- SET PROBLEM -
Would you transcribe the listing that follows, character for character, and omit its images?

— Start of SOURCE RECORDS —

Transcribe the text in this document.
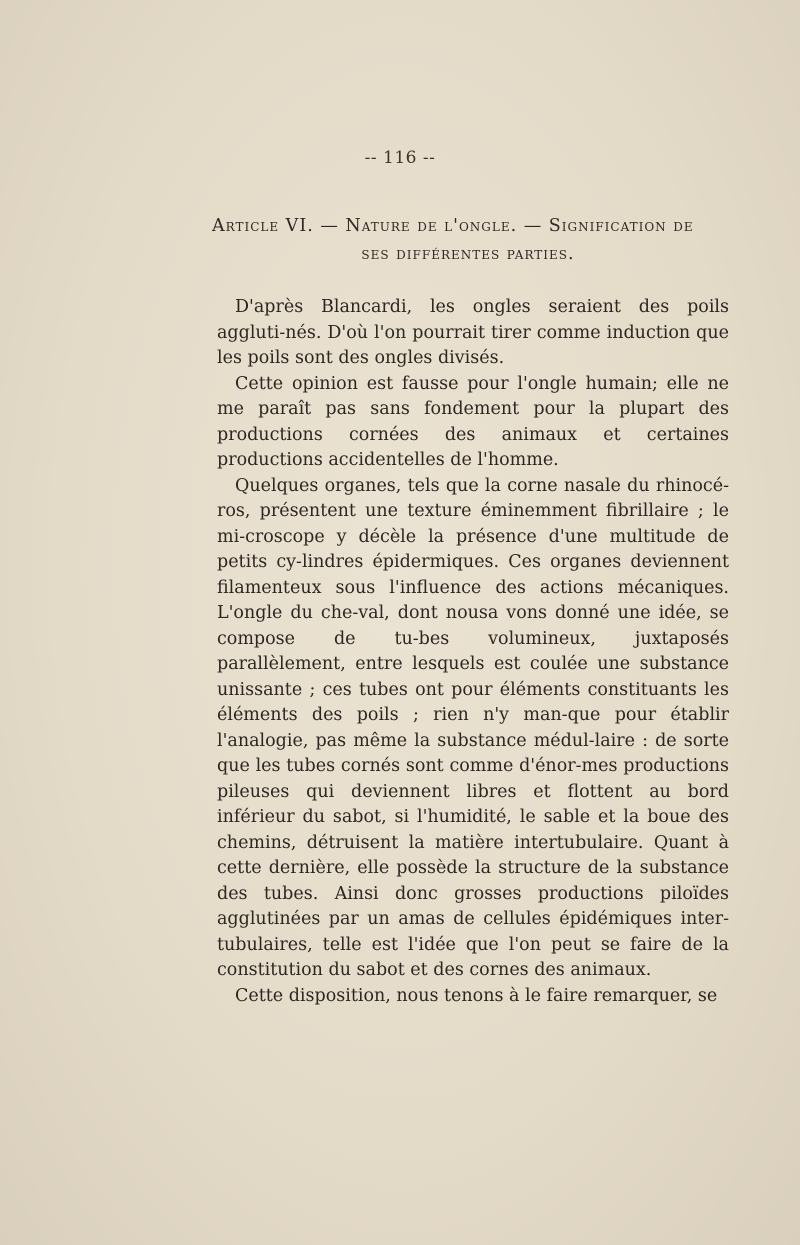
-- 116 --
Article VI. — Nature de l'ongle. — Signification de
ses différentes parties.

D'après Blancardi, les ongles seraient des poils aggluti-nés. D'où l'on pourrait tirer comme induction que les poils sont des ongles divisés.

Cette opinion est fausse pour l'ongle humain; elle ne me paraît pas sans fondement pour la plupart des productions cornées des animaux et certaines productions accidentelles de l'homme.

Quelques organes, tels que la corne nasale du rhinocé-ros, présentent une texture éminemment fibrillaire ; le mi-croscope y décèle la présence d'une multitude de petits cy-lindres épidermiques. Ces organes deviennent filamenteux sous l'influence des actions mécaniques. L'ongle du che-val, dont nousa vons donné une idée, se compose de tu-bes volumineux, juxtaposés parallèlement, entre lesquels est coulée une substance unissante ; ces tubes ont pour éléments constituants les éléments des poils ; rien n'y man-que pour établir l'analogie, pas même la substance médul-laire : de sorte que les tubes cornés sont comme d'énor-mes productions pileuses qui deviennent libres et flottent au bord inférieur du sabot, si l'humidité, le sable et la boue des chemins, détruisent la matière intertubulaire. Quant à cette dernière, elle possède la structure de la substance des tubes. Ainsi donc grosses productions piloïdes agglutinées par un amas de cellules épidémiques inter-tubulaires, telle est l'idée que l'on peut se faire de la constitution du sabot et des cornes des animaux.

Cette disposition, nous tenons à le faire remarquer, se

— End of SOURCE RECORDS —

- THE REPLY -
Transcribe the text in this document.
-- 116 --
Article VI. — Nature de l'ongle. — Signification de
ses différentes parties.

D'après Blancardi, les ongles seraient des poils aggluti-nés. D'où l'on pourrait tirer comme induction que les poils sont des ongles divisés.

Cette opinion est fausse pour l'ongle humain; elle ne me paraît pas sans fondement pour la plupart des productions cornées des animaux et certaines productions accidentelles de l'homme.

Quelques organes, tels que la corne nasale du rhinocé-ros, présentent une texture éminemment fibrillaire ; le mi-croscope y décèle la présence d'une multitude de petits cy-lindres épidermiques. Ces organes deviennent filamenteux sous l'influence des actions mécaniques. L'ongle du che-val, dont nousa vons donné une idée, se compose de tu-bes volumineux, juxtaposés parallèlement, entre lesquels est coulée une substance unissante ; ces tubes ont pour éléments constituants les éléments des poils ; rien n'y man-que pour établir l'analogie, pas même la substance médul-laire : de sorte que les tubes cornés sont comme d'énor-mes productions pileuses qui deviennent libres et flottent au bord inférieur du sabot, si l'humidité, le sable et la boue des chemins, détruisent la matière intertubulaire. Quant à cette dernière, elle possède la structure de la substance des tubes. Ainsi donc grosses productions piloïdes agglutinées par un amas de cellules épidémiques inter-tubulaires, telle est l'idée que l'on peut se faire de la constitution du sabot et des cornes des animaux.

Cette disposition, nous tenons à le faire remarquer, se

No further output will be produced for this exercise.